**Supplied records:**
** BEGIN **

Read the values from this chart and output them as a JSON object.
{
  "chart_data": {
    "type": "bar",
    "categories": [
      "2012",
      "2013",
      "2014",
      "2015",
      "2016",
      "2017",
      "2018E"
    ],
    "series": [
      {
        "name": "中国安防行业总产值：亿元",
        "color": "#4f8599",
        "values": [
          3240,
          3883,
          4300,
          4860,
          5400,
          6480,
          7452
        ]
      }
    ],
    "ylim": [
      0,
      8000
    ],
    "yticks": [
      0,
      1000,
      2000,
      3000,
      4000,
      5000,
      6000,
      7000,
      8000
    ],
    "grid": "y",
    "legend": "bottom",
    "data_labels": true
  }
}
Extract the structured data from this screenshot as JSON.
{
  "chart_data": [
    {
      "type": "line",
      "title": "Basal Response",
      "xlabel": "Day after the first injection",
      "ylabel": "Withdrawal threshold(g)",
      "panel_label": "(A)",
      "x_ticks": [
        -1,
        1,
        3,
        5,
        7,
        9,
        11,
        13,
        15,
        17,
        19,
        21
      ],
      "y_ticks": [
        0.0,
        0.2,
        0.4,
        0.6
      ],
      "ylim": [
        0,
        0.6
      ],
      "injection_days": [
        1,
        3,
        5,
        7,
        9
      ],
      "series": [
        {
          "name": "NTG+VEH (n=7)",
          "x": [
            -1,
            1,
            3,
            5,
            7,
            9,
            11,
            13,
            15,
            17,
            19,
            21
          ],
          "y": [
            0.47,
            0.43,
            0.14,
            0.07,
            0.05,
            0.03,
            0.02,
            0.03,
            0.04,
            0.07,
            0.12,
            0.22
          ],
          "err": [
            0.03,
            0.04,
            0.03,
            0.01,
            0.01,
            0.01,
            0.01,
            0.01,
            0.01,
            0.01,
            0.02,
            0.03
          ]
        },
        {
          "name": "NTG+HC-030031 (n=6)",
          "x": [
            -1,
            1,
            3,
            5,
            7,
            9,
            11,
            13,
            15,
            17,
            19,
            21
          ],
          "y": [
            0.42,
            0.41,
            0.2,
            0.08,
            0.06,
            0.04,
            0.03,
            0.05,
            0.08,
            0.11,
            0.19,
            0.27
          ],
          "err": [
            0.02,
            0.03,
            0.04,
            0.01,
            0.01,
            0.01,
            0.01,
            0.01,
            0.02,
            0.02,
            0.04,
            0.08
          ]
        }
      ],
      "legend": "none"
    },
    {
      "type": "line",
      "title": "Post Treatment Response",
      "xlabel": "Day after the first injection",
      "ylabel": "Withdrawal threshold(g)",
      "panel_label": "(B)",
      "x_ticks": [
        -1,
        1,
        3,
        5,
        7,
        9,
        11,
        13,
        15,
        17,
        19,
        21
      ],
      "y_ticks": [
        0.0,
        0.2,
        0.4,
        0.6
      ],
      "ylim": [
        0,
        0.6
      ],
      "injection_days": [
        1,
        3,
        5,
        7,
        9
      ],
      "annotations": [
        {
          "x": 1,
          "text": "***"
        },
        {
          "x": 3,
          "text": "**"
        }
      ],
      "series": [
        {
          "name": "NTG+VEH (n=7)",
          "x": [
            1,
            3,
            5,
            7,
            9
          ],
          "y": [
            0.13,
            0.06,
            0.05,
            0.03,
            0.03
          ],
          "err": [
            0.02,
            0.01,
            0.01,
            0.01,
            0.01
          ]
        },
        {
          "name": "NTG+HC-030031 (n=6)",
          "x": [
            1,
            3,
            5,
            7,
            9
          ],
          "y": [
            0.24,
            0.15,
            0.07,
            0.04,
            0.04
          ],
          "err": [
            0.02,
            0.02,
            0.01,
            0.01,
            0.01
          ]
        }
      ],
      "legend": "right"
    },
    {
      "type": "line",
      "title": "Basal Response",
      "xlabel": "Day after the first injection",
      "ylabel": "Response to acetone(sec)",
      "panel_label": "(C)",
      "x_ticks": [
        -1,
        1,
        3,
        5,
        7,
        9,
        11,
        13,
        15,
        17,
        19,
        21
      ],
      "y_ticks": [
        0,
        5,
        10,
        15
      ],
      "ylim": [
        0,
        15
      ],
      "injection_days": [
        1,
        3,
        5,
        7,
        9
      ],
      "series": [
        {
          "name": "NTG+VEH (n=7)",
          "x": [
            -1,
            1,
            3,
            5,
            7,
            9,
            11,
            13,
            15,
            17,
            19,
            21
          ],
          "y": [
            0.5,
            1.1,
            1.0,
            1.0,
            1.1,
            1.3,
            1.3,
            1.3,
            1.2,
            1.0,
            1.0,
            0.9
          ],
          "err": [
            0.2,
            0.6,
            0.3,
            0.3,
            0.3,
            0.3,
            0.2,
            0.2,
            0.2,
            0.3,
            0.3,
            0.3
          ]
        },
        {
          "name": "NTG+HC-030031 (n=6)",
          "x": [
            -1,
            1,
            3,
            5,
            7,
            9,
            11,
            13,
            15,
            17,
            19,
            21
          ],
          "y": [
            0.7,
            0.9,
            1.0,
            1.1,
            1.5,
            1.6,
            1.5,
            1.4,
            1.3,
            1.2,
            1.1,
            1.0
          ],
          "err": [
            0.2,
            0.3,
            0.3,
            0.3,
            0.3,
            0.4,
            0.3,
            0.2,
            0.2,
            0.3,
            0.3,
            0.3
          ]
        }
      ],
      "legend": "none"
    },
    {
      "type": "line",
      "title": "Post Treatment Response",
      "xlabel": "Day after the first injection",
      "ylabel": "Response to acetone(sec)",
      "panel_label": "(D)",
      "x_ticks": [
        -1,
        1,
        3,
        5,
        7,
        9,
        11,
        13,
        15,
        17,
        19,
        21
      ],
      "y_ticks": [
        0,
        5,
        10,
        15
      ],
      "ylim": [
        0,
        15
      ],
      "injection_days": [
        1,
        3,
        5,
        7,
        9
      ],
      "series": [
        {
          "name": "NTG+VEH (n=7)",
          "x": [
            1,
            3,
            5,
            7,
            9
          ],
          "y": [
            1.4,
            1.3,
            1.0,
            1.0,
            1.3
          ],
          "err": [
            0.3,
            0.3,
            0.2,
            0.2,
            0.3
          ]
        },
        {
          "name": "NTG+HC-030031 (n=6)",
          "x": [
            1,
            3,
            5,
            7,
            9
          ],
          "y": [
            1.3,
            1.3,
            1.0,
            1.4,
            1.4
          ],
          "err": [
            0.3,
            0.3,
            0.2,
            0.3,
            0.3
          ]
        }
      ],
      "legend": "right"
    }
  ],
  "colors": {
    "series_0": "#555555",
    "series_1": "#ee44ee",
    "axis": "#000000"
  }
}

** END **

**Your objective:** Extract each entry in full, exactly as given.

**Exercise output:**
Read the values from this chart and output them as a JSON object.
{
  "chart_data": {
    "type": "bar",
    "categories": [
      "2012",
      "2013",
      "2014",
      "2015",
      "2016",
      "2017",
      "2018E"
    ],
    "series": [
      {
        "name": "中国安防行业总产值：亿元",
        "color": "#4f8599",
        "values": [
          3240,
          3883,
          4300,
          4860,
          5400,
          6480,
          7452
        ]
      }
    ],
    "ylim": [
      0,
      8000
    ],
    "yticks": [
      0,
      1000,
      2000,
      3000,
      4000,
      5000,
      6000,
      7000,
      8000
    ],
    "grid": "y",
    "legend": "bottom",
    "data_labels": true
  }
}
Extract the structured data from this screenshot as JSON.
{
  "chart_data": [
    {
      "type": "line",
      "title": "Basal Response",
      "xlabel": "Day after the first injection",
      "ylabel": "Withdrawal threshold(g)",
      "panel_label": "(A)",
      "x_ticks": [
        -1,
        1,
        3,
        5,
        7,
        9,
        11,
        13,
        15,
        17,
        19,
        21
      ],
      "y_ticks": [
        0.0,
        0.2,
        0.4,
        0.6
      ],
      "ylim": [
        0,
        0.6
      ],
      "injection_days": [
        1,
        3,
        5,
        7,
        9
      ],
      "series": [
        {
          "name": "NTG+VEH (n=7)",
          "x": [
            -1,
            1,
            3,
            5,
            7,
            9,
            11,
            13,
            15,
            17,
            19,
            21
          ],
          "y": [
            0.47,
            0.43,
            0.14,
            0.07,
            0.05,
            0.03,
            0.02,
            0.03,
            0.04,
            0.07,
            0.12,
            0.22
          ],
          "err": [
            0.03,
            0.04,
            0.03,
            0.01,
            0.01,
            0.01,
            0.01,
            0.01,
            0.01,
            0.01,
            0.02,
            0.03
          ]
        },
        {
          "name": "NTG+HC-030031 (n=6)",
          "x": [
            -1,
            1,
            3,
            5,
            7,
            9,
            11,
            13,
            15,
            17,
            19,
            21
          ],
          "y": [
            0.42,
            0.41,
            0.2,
            0.08,
            0.06,
            0.04,
            0.03,
            0.05,
            0.08,
            0.11,
            0.19,
            0.27
          ],
          "err": [
            0.02,
            0.03,
            0.04,
            0.01,
            0.01,
            0.01,
            0.01,
            0.01,
            0.02,
            0.02,
            0.04,
            0.08
          ]
        }
      ],
      "legend": "none"
    },
    {
      "type": "line",
      "title": "Post Treatment Response",
      "xlabel": "Day after the first injection",
      "ylabel": "Withdrawal threshold(g)",
      "panel_label": "(B)",
      "x_ticks": [
        -1,
        1,
        3,
        5,
        7,
        9,
        11,
        13,
        15,
        17,
        19,
        21
      ],
      "y_ticks": [
        0.0,
        0.2,
        0.4,
        0.6
      ],
      "ylim": [
        0,
        0.6
      ],
      "injection_days": [
        1,
        3,
        5,
        7,
        9
      ],
      "annotations": [
        {
          "x": 1,
          "text": "***"
        },
        {
          "x": 3,
          "text": "**"
        }
      ],
      "series": [
        {
          "name": "NTG+VEH (n=7)",
          "x": [
            1,
            3,
            5,
            7,
            9
          ],
          "y": [
            0.13,
            0.06,
            0.05,
            0.03,
            0.03
          ],
          "err": [
            0.02,
            0.01,
            0.01,
            0.01,
            0.01
          ]
        },
        {
          "name": "NTG+HC-030031 (n=6)",
          "x": [
            1,
            3,
            5,
            7,
            9
          ],
          "y": [
            0.24,
            0.15,
            0.07,
            0.04,
            0.04
          ],
          "err": [
            0.02,
            0.02,
            0.01,
            0.01,
            0.01
          ]
        }
      ],
      "legend": "right"
    },
    {
      "type": "line",
      "title": "Basal Response",
      "xlabel": "Day after the first injection",
      "ylabel": "Response to acetone(sec)",
      "panel_label": "(C)",
      "x_ticks": [
        -1,
        1,
        3,
        5,
        7,
        9,
        11,
        13,
        15,
        17,
        19,
        21
      ],
      "y_ticks": [
        0,
        5,
        10,
        15
      ],
      "ylim": [
        0,
        15
      ],
      "injection_days": [
        1,
        3,
        5,
        7,
        9
      ],
      "series": [
        {
          "name": "NTG+VEH (n=7)",
          "x": [
            -1,
            1,
            3,
            5,
            7,
            9,
            11,
            13,
            15,
            17,
            19,
            21
          ],
          "y": [
            0.5,
            1.1,
            1.0,
            1.0,
            1.1,
            1.3,
            1.3,
            1.3,
            1.2,
            1.0,
            1.0,
            0.9
          ],
          "err": [
            0.2,
            0.6,
            0.3,
            0.3,
            0.3,
            0.3,
            0.2,
            0.2,
            0.2,
            0.3,
            0.3,
            0.3
          ]
        },
        {
          "name": "NTG+HC-030031 (n=6)",
          "x": [
            -1,
            1,
            3,
            5,
            7,
            9,
            11,
            13,
            15,
            17,
            19,
            21
          ],
          "y": [
            0.7,
            0.9,
            1.0,
            1.1,
            1.5,
            1.6,
            1.5,
            1.4,
            1.3,
            1.2,
            1.1,
            1.0
          ],
          "err": [
            0.2,
            0.3,
            0.3,
            0.3,
            0.3,
            0.4,
            0.3,
            0.2,
            0.2,
            0.3,
            0.3,
            0.3
          ]
        }
      ],
      "legend": "none"
    },
    {
      "type": "line",
      "title": "Post Treatment Response",
      "xlabel": "Day after the first injection",
      "ylabel": "Response to acetone(sec)",
      "panel_label": "(D)",
      "x_ticks": [
        -1,
        1,
        3,
        5,
        7,
        9,
        11,
        13,
        15,
        17,
        19,
        21
      ],
      "y_ticks": [
        0,
        5,
        10,
        15
      ],
      "ylim": [
        0,
        15
      ],
      "injection_days": [
        1,
        3,
        5,
        7,
        9
      ],
      "series": [
        {
          "name": "NTG+VEH (n=7)",
          "x": [
            1,
            3,
            5,
            7,
            9
          ],
          "y": [
            1.4,
            1.3,
            1.0,
            1.0,
            1.3
          ],
          "err": [
            0.3,
            0.3,
            0.2,
            0.2,
            0.3
          ]
        },
        {
          "name": "NTG+HC-030031 (n=6)",
          "x": [
            1,
            3,
            5,
            7,
            9
          ],
          "y": [
            1.3,
            1.3,
            1.0,
            1.4,
            1.4
          ],
          "err": [
            0.3,
            0.3,
            0.2,
            0.3,
            0.3
          ]
        }
      ],
      "legend": "right"
    }
  ],
  "colors": {
    "series_0": "#555555",
    "series_1": "#ee44ee",
    "axis": "#000000"
  }
}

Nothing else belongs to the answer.